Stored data

***

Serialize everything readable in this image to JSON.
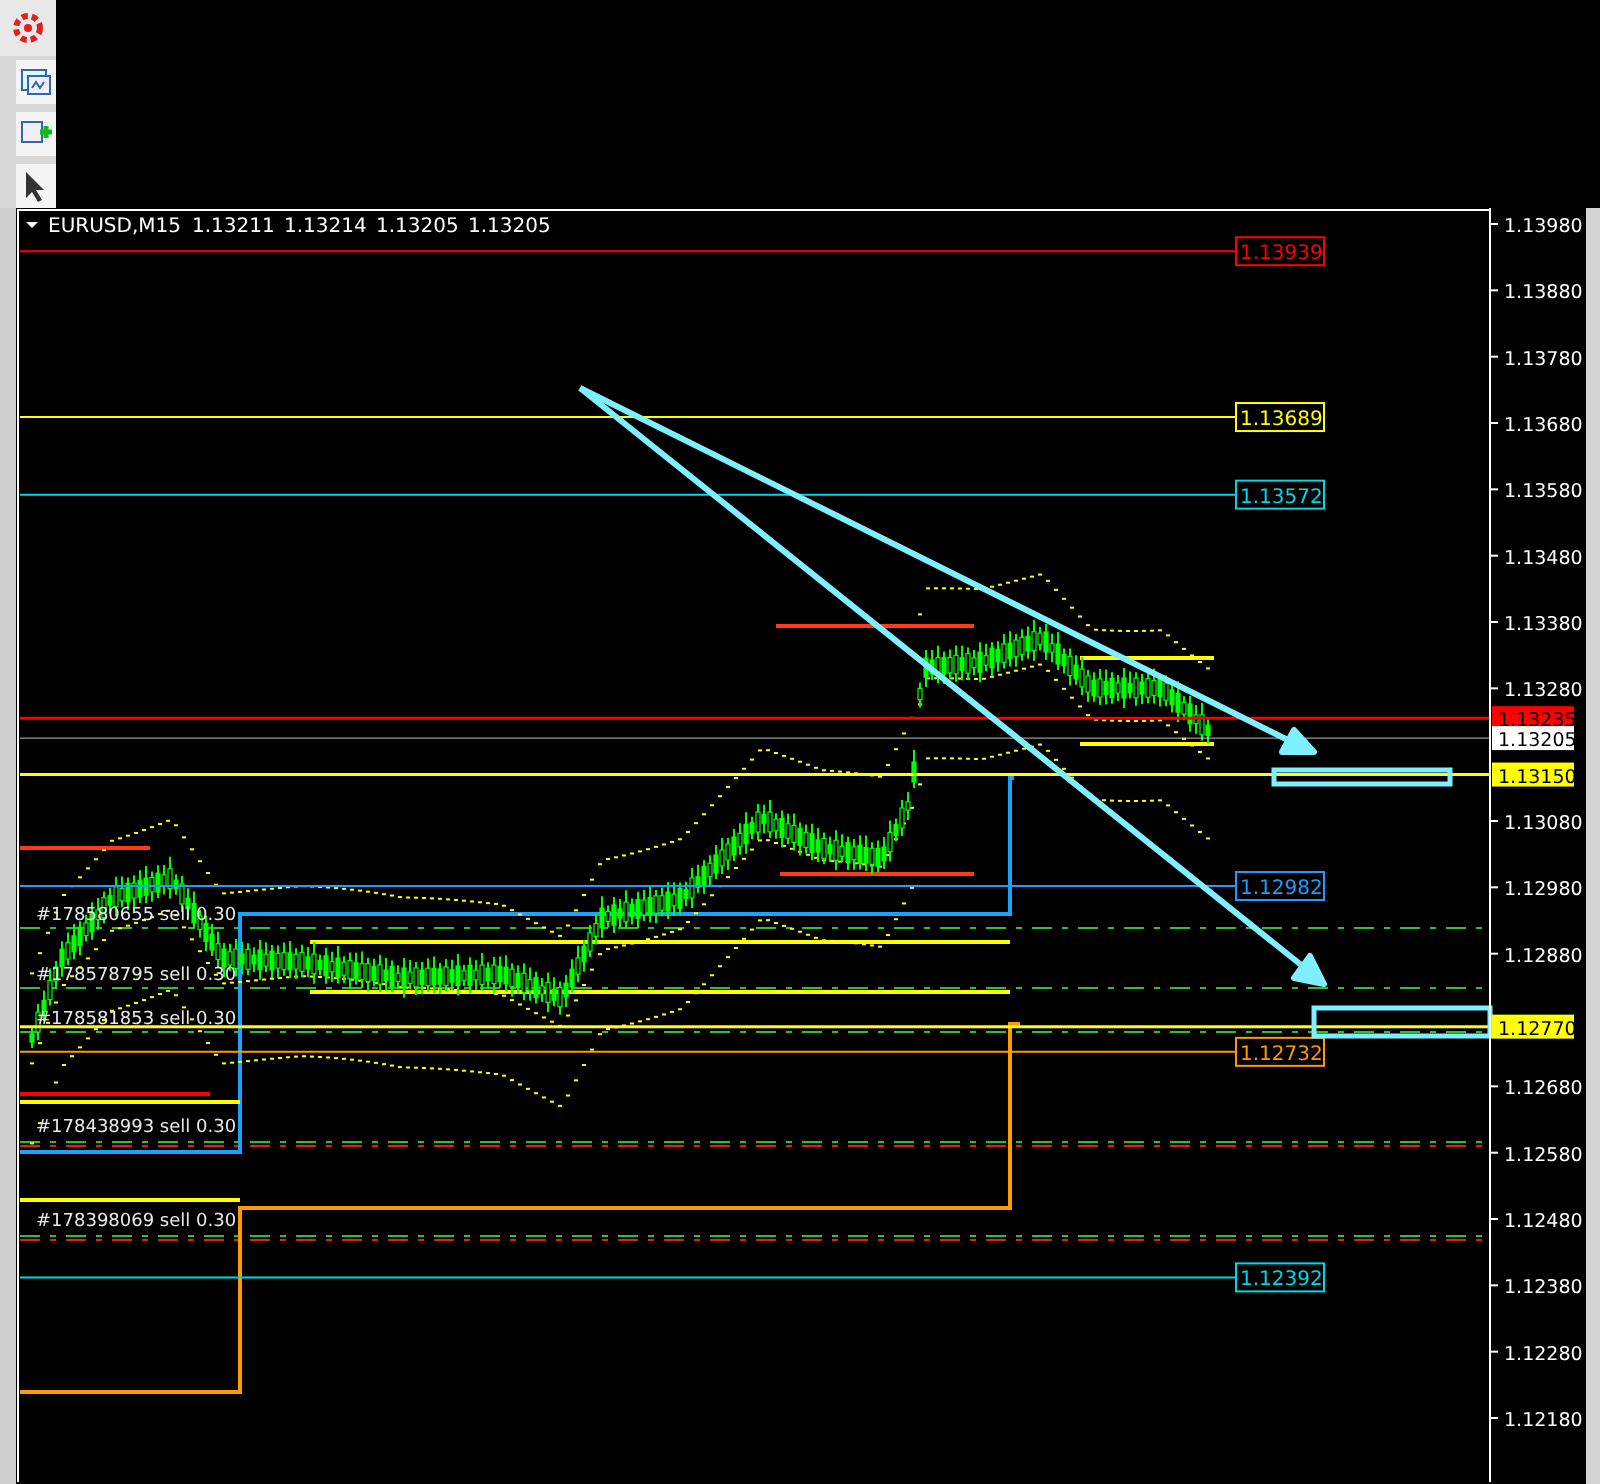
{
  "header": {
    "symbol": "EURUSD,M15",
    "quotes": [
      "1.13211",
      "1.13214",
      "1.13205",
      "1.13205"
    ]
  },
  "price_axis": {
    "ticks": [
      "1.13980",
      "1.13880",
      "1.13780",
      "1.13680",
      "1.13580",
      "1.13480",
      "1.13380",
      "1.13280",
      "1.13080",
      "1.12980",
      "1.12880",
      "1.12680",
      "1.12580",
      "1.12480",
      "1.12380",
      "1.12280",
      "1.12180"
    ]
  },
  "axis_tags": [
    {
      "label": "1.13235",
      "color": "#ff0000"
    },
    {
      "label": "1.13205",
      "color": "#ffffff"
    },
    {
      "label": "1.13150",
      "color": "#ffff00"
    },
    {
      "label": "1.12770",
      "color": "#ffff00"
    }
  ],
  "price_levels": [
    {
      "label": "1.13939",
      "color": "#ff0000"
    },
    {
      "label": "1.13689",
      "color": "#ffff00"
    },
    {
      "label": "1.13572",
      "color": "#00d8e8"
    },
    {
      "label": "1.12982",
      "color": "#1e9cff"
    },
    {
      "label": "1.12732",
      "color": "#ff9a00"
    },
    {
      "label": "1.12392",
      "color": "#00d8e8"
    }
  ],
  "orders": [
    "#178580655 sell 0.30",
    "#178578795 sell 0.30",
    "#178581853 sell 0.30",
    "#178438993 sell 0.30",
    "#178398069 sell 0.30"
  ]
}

***

## Objective
Reproduce every line from the entries that holds the word "label".

## Task response
      "label": "1.13235",
      "label": "1.13205",
      "label": "1.13150",
      "label": "1.12770",
      "label": "1.13939",
      "label": "1.13689",
      "label": "1.13572",
      "label": "1.12982",
      "label": "1.12732",
      "label": "1.12392",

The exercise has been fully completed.